* **Collection entries**:

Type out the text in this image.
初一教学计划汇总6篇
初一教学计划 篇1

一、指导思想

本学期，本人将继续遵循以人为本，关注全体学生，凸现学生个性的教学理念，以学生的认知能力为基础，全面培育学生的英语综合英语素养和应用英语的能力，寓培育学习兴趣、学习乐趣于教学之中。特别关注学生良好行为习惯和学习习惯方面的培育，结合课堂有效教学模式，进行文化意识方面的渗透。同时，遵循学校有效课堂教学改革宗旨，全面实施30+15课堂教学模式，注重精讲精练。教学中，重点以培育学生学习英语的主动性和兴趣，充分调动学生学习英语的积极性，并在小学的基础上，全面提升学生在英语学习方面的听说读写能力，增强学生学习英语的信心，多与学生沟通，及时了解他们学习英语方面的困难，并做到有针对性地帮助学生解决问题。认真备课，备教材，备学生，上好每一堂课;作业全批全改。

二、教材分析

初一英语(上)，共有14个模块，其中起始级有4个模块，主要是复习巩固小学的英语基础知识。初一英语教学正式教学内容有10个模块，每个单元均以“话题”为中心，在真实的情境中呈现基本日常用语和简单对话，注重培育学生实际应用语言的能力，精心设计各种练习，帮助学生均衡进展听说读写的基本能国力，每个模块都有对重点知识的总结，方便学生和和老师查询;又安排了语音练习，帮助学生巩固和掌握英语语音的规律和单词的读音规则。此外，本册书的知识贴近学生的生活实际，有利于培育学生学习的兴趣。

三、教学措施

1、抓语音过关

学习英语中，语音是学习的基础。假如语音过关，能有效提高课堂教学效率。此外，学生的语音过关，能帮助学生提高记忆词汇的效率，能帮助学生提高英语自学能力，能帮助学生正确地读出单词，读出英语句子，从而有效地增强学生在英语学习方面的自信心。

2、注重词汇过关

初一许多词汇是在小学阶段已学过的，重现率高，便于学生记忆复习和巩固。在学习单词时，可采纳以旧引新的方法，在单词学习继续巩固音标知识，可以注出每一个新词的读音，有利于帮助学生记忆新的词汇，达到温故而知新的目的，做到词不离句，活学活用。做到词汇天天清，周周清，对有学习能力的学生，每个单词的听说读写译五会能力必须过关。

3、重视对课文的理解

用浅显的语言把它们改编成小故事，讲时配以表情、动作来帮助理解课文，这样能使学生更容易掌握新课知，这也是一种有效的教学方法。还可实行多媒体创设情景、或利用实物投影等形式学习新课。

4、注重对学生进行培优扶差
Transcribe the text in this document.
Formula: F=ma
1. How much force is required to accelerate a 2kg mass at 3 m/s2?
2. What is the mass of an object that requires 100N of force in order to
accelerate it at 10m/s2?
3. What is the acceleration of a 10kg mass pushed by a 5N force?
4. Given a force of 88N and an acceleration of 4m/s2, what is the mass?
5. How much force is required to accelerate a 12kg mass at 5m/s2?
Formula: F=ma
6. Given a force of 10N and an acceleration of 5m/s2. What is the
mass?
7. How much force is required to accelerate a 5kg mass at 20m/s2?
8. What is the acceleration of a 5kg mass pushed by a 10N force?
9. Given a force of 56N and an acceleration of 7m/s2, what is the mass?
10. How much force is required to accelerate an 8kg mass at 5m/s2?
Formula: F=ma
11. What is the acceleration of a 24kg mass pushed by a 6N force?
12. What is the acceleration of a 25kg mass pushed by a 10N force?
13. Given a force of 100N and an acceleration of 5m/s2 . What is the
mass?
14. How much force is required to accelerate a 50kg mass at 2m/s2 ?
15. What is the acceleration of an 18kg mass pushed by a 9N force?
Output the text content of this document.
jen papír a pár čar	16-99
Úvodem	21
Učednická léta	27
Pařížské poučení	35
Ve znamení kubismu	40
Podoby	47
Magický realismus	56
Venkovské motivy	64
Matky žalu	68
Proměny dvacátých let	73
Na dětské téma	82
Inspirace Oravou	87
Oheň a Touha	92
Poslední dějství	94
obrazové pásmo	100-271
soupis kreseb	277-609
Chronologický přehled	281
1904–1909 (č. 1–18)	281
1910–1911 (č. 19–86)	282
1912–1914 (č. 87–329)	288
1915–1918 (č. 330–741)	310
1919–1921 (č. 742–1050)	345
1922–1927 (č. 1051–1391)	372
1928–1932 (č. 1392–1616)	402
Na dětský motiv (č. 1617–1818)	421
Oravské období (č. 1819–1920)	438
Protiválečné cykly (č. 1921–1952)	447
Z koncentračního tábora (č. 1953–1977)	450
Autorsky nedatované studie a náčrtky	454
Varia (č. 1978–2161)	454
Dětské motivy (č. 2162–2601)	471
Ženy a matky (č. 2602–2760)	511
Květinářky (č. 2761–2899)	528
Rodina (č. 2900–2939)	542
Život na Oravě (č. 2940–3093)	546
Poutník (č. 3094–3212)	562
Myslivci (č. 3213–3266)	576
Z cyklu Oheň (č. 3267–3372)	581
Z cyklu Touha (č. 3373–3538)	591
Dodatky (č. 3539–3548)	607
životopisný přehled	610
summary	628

* **Instruction**: Repeat every line of the material exactly as given.

* **Solution for this problem**:
Type out the text in this image.
初一教学计划汇总6篇
初一教学计划 篇1

一、指导思想

本学期，本人将继续遵循以人为本，关注全体学生，凸现学生个性的教学理念，以学生的认知能力为基础，全面培育学生的英语综合英语素养和应用英语的能力，寓培育学习兴趣、学习乐趣于教学之中。特别关注学生良好行为习惯和学习习惯方面的培育，结合课堂有效教学模式，进行文化意识方面的渗透。同时，遵循学校有效课堂教学改革宗旨，全面实施30+15课堂教学模式，注重精讲精练。教学中，重点以培育学生学习英语的主动性和兴趣，充分调动学生学习英语的积极性，并在小学的基础上，全面提升学生在英语学习方面的听说读写能力，增强学生学习英语的信心，多与学生沟通，及时了解他们学习英语方面的困难，并做到有针对性地帮助学生解决问题。认真备课，备教材，备学生，上好每一堂课;作业全批全改。

二、教材分析

初一英语(上)，共有14个模块，其中起始级有4个模块，主要是复习巩固小学的英语基础知识。初一英语教学正式教学内容有10个模块，每个单元均以“话题”为中心，在真实的情境中呈现基本日常用语和简单对话，注重培育学生实际应用语言的能力，精心设计各种练习，帮助学生均衡进展听说读写的基本能国力，每个模块都有对重点知识的总结，方便学生和和老师查询;又安排了语音练习，帮助学生巩固和掌握英语语音的规律和单词的读音规则。此外，本册书的知识贴近学生的生活实际，有利于培育学生学习的兴趣。

三、教学措施

1、抓语音过关

学习英语中，语音是学习的基础。假如语音过关，能有效提高课堂教学效率。此外，学生的语音过关，能帮助学生提高记忆词汇的效率，能帮助学生提高英语自学能力，能帮助学生正确地读出单词，读出英语句子，从而有效地增强学生在英语学习方面的自信心。

2、注重词汇过关

初一许多词汇是在小学阶段已学过的，重现率高，便于学生记忆复习和巩固。在学习单词时，可采纳以旧引新的方法，在单词学习继续巩固音标知识，可以注出每一个新词的读音，有利于帮助学生记忆新的词汇，达到温故而知新的目的，做到词不离句，活学活用。做到词汇天天清，周周清，对有学习能力的学生，每个单词的听说读写译五会能力必须过关。

3、重视对课文的理解

用浅显的语言把它们改编成小故事，讲时配以表情、动作来帮助理解课文，这样能使学生更容易掌握新课知，这也是一种有效的教学方法。还可实行多媒体创设情景、或利用实物投影等形式学习新课。

4、注重对学生进行培优扶差
Transcribe the text in this document.
Formula: F=ma
1. How much force is required to accelerate a 2kg mass at 3 m/s2?
2. What is the mass of an object that requires 100N of force in order to
accelerate it at 10m/s2?
3. What is the acceleration of a 10kg mass pushed by a 5N force?
4. Given a force of 88N and an acceleration of 4m/s2, what is the mass?
5. How much force is required to accelerate a 12kg mass at 5m/s2?
Formula: F=ma
6. Given a force of 10N and an acceleration of 5m/s2. What is the
mass?
7. How much force is required to accelerate a 5kg mass at 20m/s2?
8. What is the acceleration of a 5kg mass pushed by a 10N force?
9. Given a force of 56N and an acceleration of 7m/s2, what is the mass?
10. How much force is required to accelerate an 8kg mass at 5m/s2?
Formula: F=ma
11. What is the acceleration of a 24kg mass pushed by a 6N force?
12. What is the acceleration of a 25kg mass pushed by a 10N force?
13. Given a force of 100N and an acceleration of 5m/s2 . What is the
mass?
14. How much force is required to accelerate a 50kg mass at 2m/s2 ?
15. What is the acceleration of an 18kg mass pushed by a 9N force?
Output the text content of this document.
jen papír a pár čar	16-99
Úvodem	21
Učednická léta	27
Pařížské poučení	35
Ve znamení kubismu	40
Podoby	47
Magický realismus	56
Venkovské motivy	64
Matky žalu	68
Proměny dvacátých let	73
Na dětské téma	82
Inspirace Oravou	87
Oheň a Touha	92
Poslední dějství	94
obrazové pásmo	100-271
soupis kreseb	277-609
Chronologický přehled	281
1904–1909 (č. 1–18)	281
1910–1911 (č. 19–86)	282
1912–1914 (č. 87–329)	288
1915–1918 (č. 330–741)	310
1919–1921 (č. 742–1050)	345
1922–1927 (č. 1051–1391)	372
1928–1932 (č. 1392–1616)	402
Na dětský motiv (č. 1617–1818)	421
Oravské období (č. 1819–1920)	438
Protiválečné cykly (č. 1921–1952)	447
Z koncentračního tábora (č. 1953–1977)	450
Autorsky nedatované studie a náčrtky	454
Varia (č. 1978–2161)	454
Dětské motivy (č. 2162–2601)	471
Ženy a matky (č. 2602–2760)	511
Květinářky (č. 2761–2899)	528
Rodina (č. 2900–2939)	542
Život na Oravě (č. 2940–3093)	546
Poutník (č. 3094–3212)	562
Myslivci (č. 3213–3266)	576
Z cyklu Oheň (č. 3267–3372)	581
Z cyklu Touha (č. 3373–3538)	591
Dodatky (č. 3539–3548)	607
životopisný přehled	610
summary	628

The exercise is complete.